---- Exercise inputs

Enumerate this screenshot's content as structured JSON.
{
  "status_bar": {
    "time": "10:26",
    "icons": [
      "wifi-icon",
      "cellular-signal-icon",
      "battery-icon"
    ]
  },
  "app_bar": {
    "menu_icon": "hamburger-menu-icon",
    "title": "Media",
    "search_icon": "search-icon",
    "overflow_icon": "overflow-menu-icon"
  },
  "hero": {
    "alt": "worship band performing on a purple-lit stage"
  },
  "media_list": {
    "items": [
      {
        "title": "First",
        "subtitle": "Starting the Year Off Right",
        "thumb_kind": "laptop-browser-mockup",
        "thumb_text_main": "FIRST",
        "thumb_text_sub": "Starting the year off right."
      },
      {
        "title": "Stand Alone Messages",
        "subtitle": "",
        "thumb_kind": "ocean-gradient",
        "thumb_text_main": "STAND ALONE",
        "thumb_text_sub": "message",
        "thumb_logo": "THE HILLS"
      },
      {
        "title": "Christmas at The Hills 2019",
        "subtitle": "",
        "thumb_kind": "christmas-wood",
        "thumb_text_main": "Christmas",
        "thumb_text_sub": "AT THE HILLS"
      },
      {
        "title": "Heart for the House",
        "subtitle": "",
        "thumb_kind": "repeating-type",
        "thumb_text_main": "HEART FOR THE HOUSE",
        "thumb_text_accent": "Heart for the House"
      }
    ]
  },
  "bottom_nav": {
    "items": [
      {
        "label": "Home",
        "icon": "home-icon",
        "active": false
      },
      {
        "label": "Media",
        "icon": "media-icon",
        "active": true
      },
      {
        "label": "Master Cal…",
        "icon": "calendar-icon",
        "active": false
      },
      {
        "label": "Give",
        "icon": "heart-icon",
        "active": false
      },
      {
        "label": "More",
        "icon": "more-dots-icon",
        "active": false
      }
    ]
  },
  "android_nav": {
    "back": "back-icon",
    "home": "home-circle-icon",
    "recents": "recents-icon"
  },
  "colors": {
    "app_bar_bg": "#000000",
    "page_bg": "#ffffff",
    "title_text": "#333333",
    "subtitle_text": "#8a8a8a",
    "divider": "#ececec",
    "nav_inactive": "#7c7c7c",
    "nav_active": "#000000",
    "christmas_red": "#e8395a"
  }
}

--------

Exercise description:
Quote every record above exactly.

Solution to this task:
Enumerate this screenshot's content as structured JSON.
{
  "status_bar": {
    "time": "10:26",
    "icons": [
      "wifi-icon",
      "cellular-signal-icon",
      "battery-icon"
    ]
  },
  "app_bar": {
    "menu_icon": "hamburger-menu-icon",
    "title": "Media",
    "search_icon": "search-icon",
    "overflow_icon": "overflow-menu-icon"
  },
  "hero": {
    "alt": "worship band performing on a purple-lit stage"
  },
  "media_list": {
    "items": [
      {
        "title": "First",
        "subtitle": "Starting the Year Off Right",
        "thumb_kind": "laptop-browser-mockup",
        "thumb_text_main": "FIRST",
        "thumb_text_sub": "Starting the year off right."
      },
      {
        "title": "Stand Alone Messages",
        "subtitle": "",
        "thumb_kind": "ocean-gradient",
        "thumb_text_main": "STAND ALONE",
        "thumb_text_sub": "message",
        "thumb_logo": "THE HILLS"
      },
      {
        "title": "Christmas at The Hills 2019",
        "subtitle": "",
        "thumb_kind": "christmas-wood",
        "thumb_text_main": "Christmas",
        "thumb_text_sub": "AT THE HILLS"
      },
      {
        "title": "Heart for the House",
        "subtitle": "",
        "thumb_kind": "repeating-type",
        "thumb_text_main": "HEART FOR THE HOUSE",
        "thumb_text_accent": "Heart for the House"
      }
    ]
  },
  "bottom_nav": {
    "items": [
      {
        "label": "Home",
        "icon": "home-icon",
        "active": false
      },
      {
        "label": "Media",
        "icon": "media-icon",
        "active": true
      },
      {
        "label": "Master Cal…",
        "icon": "calendar-icon",
        "active": false
      },
      {
        "label": "Give",
        "icon": "heart-icon",
        "active": false
      },
      {
        "label": "More",
        "icon": "more-dots-icon",
        "active": false
      }
    ]
  },
  "android_nav": {
    "back": "back-icon",
    "home": "home-circle-icon",
    "recents": "recents-icon"
  },
  "colors": {
    "app_bar_bg": "#000000",
    "page_bg": "#ffffff",
    "title_text": "#333333",
    "subtitle_text": "#8a8a8a",
    "divider": "#ececec",
    "nav_inactive": "#7c7c7c",
    "nav_active": "#000000",
    "christmas_red": "#e8395a"
  }
}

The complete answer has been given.